Challenge
Find how many lines in the material hold the word "First", then state that number and nothing more.

** start of Records shown **

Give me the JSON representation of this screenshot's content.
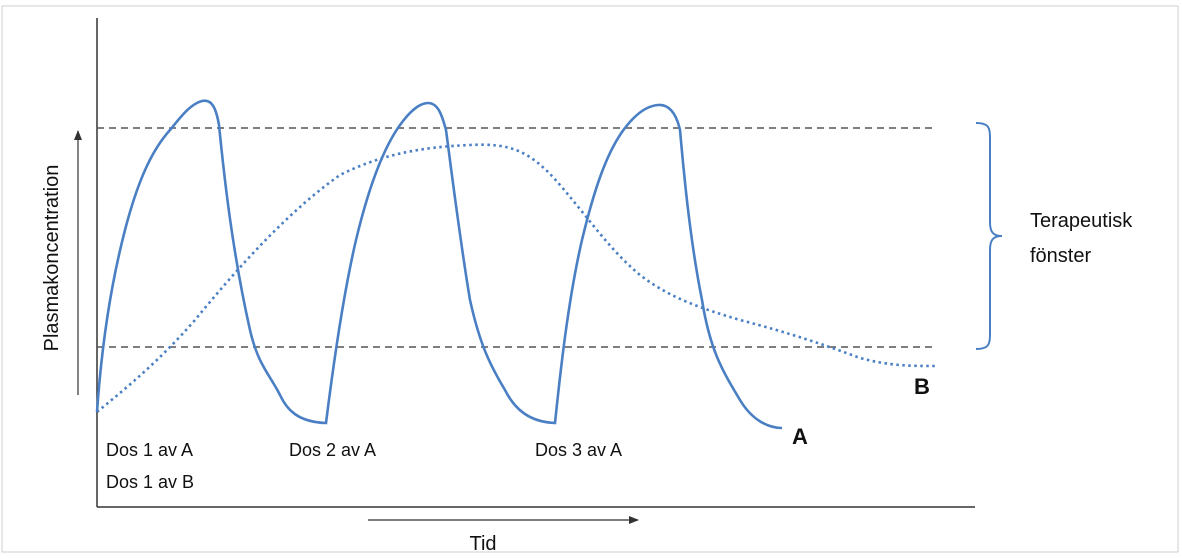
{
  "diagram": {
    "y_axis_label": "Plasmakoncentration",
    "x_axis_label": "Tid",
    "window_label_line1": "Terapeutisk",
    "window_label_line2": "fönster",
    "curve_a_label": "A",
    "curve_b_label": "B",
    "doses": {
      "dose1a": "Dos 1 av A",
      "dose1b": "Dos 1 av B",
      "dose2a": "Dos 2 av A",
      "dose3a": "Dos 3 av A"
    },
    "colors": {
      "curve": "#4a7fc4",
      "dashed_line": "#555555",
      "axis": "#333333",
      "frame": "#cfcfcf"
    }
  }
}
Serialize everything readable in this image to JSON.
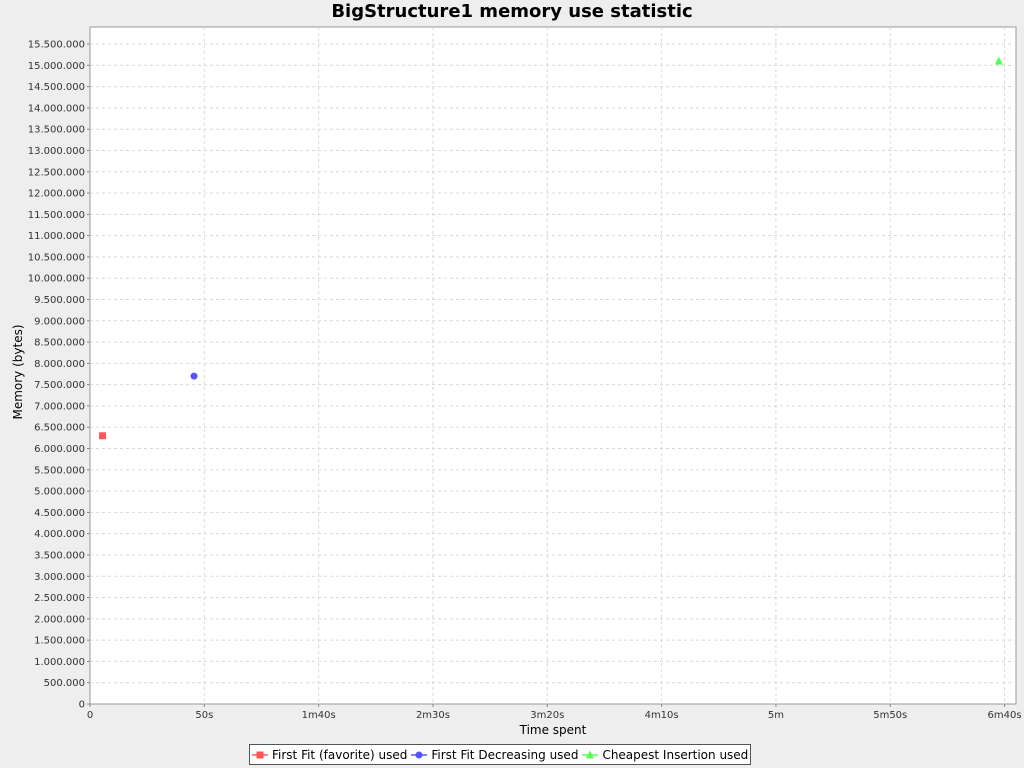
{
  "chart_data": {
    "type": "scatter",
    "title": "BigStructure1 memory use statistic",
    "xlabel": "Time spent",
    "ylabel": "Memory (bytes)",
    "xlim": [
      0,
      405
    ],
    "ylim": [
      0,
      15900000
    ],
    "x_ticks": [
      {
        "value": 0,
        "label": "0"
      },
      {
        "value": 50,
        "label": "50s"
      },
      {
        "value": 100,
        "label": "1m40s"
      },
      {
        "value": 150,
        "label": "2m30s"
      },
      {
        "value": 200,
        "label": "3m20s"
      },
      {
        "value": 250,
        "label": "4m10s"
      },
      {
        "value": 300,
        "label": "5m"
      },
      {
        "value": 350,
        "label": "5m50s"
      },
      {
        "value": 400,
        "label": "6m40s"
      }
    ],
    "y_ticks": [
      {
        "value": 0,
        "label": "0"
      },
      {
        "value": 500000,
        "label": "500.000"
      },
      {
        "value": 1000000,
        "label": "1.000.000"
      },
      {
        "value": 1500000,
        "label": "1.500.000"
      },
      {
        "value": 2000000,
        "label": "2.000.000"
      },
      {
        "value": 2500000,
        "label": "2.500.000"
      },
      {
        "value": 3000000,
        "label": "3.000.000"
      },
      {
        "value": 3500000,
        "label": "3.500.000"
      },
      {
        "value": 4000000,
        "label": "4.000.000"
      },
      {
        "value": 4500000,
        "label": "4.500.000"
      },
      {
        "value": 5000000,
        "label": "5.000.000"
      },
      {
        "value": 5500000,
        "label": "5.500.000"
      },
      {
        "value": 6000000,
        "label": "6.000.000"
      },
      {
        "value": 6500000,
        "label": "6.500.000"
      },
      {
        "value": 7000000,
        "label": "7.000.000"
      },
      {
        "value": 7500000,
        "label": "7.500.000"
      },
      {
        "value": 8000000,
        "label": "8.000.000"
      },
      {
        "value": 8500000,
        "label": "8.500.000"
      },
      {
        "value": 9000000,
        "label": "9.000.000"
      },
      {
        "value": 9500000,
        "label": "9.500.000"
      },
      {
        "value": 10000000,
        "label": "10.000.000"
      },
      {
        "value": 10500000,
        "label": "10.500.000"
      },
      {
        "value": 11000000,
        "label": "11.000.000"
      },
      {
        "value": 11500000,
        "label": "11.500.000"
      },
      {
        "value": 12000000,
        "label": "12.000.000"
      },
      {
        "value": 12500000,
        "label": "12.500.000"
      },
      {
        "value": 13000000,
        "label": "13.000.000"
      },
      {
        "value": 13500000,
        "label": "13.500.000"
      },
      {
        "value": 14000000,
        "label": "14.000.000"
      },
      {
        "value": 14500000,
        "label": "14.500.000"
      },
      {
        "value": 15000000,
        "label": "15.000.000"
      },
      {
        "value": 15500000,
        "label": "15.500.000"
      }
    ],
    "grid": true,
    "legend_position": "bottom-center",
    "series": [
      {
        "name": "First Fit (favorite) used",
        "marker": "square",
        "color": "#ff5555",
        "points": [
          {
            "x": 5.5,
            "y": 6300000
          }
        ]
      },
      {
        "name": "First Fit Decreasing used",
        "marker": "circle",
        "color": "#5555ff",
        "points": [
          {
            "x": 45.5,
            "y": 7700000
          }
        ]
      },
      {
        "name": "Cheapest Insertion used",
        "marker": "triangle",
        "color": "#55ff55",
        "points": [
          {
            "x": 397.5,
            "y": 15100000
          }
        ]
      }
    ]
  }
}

** end of Records shown **
** start of Records shown **

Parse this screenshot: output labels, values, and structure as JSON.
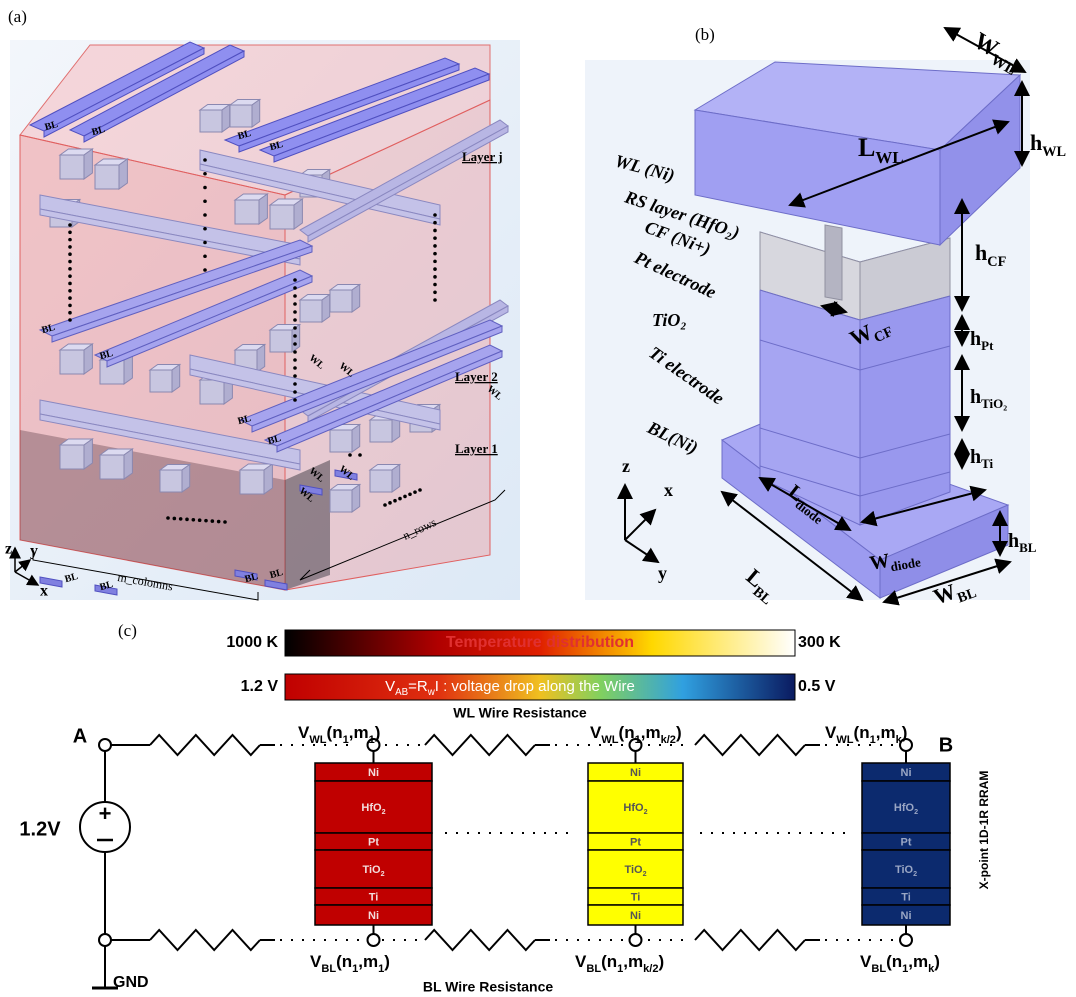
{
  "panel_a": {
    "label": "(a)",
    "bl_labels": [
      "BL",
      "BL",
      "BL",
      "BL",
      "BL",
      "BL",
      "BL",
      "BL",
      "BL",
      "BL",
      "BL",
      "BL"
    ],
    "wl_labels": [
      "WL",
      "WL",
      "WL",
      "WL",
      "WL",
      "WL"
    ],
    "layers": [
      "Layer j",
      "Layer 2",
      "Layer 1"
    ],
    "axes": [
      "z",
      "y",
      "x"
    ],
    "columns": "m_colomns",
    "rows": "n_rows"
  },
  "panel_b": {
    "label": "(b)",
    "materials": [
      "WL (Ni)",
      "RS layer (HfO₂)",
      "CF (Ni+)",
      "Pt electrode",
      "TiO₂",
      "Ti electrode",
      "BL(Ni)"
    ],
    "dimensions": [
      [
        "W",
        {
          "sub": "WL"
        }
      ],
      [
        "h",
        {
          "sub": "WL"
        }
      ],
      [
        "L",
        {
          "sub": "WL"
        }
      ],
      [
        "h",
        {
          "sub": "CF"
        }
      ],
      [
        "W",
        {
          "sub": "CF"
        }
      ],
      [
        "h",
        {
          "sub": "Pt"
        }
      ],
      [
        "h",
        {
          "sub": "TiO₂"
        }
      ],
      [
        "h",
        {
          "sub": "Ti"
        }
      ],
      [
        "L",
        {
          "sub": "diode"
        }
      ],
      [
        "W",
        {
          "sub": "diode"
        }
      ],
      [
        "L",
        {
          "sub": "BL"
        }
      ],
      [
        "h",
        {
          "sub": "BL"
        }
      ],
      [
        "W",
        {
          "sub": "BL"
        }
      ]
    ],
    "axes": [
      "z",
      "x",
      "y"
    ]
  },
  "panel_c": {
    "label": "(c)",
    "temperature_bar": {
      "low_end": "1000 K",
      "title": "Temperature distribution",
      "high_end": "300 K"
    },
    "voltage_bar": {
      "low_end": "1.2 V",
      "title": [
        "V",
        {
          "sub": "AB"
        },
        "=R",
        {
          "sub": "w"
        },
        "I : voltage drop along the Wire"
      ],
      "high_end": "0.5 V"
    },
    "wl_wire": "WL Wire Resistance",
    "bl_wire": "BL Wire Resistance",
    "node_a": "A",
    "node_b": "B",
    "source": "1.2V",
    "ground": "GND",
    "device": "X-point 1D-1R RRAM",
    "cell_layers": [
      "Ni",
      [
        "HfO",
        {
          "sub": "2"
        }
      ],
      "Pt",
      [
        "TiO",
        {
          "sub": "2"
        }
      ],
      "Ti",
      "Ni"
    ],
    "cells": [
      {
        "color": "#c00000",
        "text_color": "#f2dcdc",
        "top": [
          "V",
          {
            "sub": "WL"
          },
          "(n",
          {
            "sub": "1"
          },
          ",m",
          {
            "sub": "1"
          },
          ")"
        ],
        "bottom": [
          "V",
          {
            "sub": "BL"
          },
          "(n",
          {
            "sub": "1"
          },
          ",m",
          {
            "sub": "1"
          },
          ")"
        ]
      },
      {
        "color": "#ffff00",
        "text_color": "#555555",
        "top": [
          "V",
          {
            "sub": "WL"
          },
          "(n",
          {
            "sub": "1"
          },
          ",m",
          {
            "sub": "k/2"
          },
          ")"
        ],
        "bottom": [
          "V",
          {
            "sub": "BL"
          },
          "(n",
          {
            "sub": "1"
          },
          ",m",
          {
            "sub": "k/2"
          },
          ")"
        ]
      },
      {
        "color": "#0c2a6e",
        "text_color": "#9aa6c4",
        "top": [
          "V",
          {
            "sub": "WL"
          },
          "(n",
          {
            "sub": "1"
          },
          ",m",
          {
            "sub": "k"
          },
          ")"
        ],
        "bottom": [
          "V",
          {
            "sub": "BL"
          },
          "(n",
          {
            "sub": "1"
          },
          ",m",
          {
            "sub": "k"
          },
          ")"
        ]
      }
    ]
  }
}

** end of Records shown **

Response to the task
2